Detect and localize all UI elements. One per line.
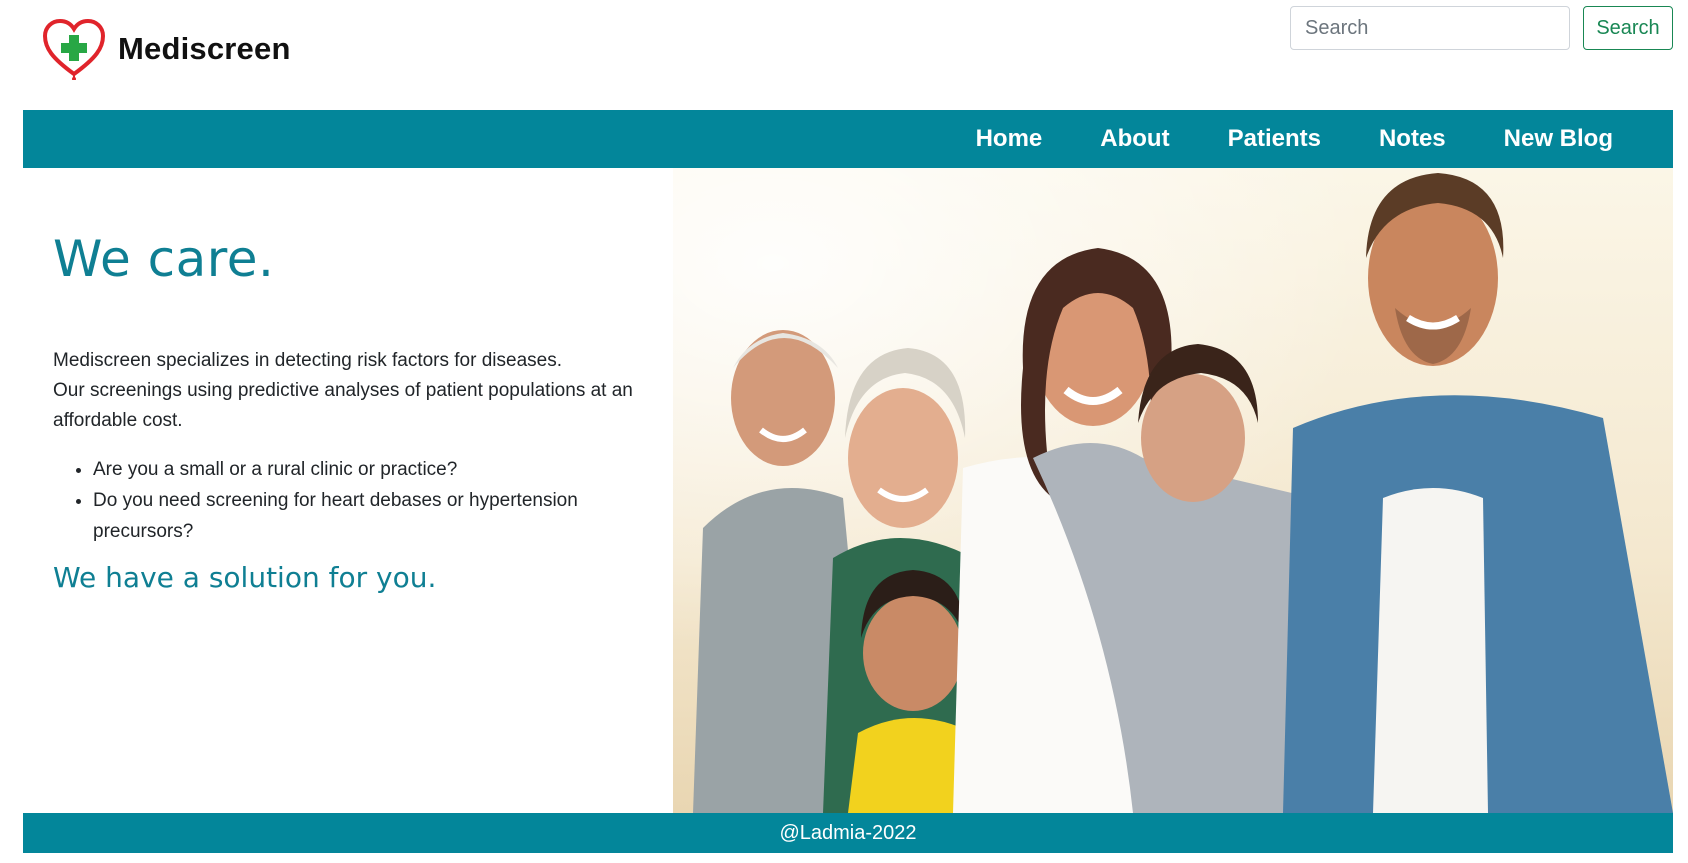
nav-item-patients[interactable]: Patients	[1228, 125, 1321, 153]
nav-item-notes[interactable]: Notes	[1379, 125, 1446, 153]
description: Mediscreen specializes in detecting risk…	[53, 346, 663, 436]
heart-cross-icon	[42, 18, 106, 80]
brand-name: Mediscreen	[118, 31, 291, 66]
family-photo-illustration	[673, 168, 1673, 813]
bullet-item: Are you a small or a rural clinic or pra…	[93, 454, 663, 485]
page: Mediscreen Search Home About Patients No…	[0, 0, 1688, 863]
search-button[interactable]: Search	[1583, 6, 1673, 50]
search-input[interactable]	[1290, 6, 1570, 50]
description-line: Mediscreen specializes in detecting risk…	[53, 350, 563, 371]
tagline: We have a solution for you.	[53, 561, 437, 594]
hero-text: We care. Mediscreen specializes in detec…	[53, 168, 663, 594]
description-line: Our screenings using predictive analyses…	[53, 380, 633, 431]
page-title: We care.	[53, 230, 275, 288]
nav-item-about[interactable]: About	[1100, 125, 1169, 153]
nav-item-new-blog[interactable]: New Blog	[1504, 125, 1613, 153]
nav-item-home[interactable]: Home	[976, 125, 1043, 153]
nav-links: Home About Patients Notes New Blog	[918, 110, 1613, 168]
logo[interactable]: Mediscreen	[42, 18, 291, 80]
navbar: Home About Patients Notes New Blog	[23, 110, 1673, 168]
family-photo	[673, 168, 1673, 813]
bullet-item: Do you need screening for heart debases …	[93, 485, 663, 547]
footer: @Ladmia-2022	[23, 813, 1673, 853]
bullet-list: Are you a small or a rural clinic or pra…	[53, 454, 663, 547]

PROBLEM: Return every line holding the word "photo" from the records.

ANSWER TO THIS PROBLEM:
family-photo-illustration	[673, 168, 1673, 813]
family-photo	[673, 168, 1673, 813]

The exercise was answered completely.